━━━ Material

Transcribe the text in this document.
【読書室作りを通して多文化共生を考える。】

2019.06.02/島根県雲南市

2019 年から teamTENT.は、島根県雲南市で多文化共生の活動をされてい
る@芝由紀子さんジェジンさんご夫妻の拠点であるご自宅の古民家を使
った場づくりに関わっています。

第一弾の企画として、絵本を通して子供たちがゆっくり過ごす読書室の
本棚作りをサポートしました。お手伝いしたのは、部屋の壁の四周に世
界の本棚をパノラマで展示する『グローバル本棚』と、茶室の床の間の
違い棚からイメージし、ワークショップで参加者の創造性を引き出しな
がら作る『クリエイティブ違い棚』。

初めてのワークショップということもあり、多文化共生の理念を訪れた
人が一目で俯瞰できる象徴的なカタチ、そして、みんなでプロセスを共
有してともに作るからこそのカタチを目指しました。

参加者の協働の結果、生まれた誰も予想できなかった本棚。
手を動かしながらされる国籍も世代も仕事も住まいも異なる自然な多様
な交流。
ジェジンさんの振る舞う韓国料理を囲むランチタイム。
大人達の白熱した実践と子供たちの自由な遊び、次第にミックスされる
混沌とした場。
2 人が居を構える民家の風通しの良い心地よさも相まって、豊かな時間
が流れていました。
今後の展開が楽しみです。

━━━━━━

Brief:
Retype the whole listing above exactly.

Solved exercise:
Transcribe the text in this document.
【読書室作りを通して多文化共生を考える。】

2019.06.02/島根県雲南市

2019 年から teamTENT.は、島根県雲南市で多文化共生の活動をされてい
る@芝由紀子さんジェジンさんご夫妻の拠点であるご自宅の古民家を使
った場づくりに関わっています。

第一弾の企画として、絵本を通して子供たちがゆっくり過ごす読書室の
本棚作りをサポートしました。お手伝いしたのは、部屋の壁の四周に世
界の本棚をパノラマで展示する『グローバル本棚』と、茶室の床の間の
違い棚からイメージし、ワークショップで参加者の創造性を引き出しな
がら作る『クリエイティブ違い棚』。

初めてのワークショップということもあり、多文化共生の理念を訪れた
人が一目で俯瞰できる象徴的なカタチ、そして、みんなでプロセスを共
有してともに作るからこそのカタチを目指しました。

参加者の協働の結果、生まれた誰も予想できなかった本棚。
手を動かしながらされる国籍も世代も仕事も住まいも異なる自然な多様
な交流。
ジェジンさんの振る舞う韓国料理を囲むランチタイム。
大人達の白熱した実践と子供たちの自由な遊び、次第にミックスされる
混沌とした場。
2 人が居を構える民家の風通しの良い心地よさも相まって、豊かな時間
が流れていました。
今後の展開が楽しみです。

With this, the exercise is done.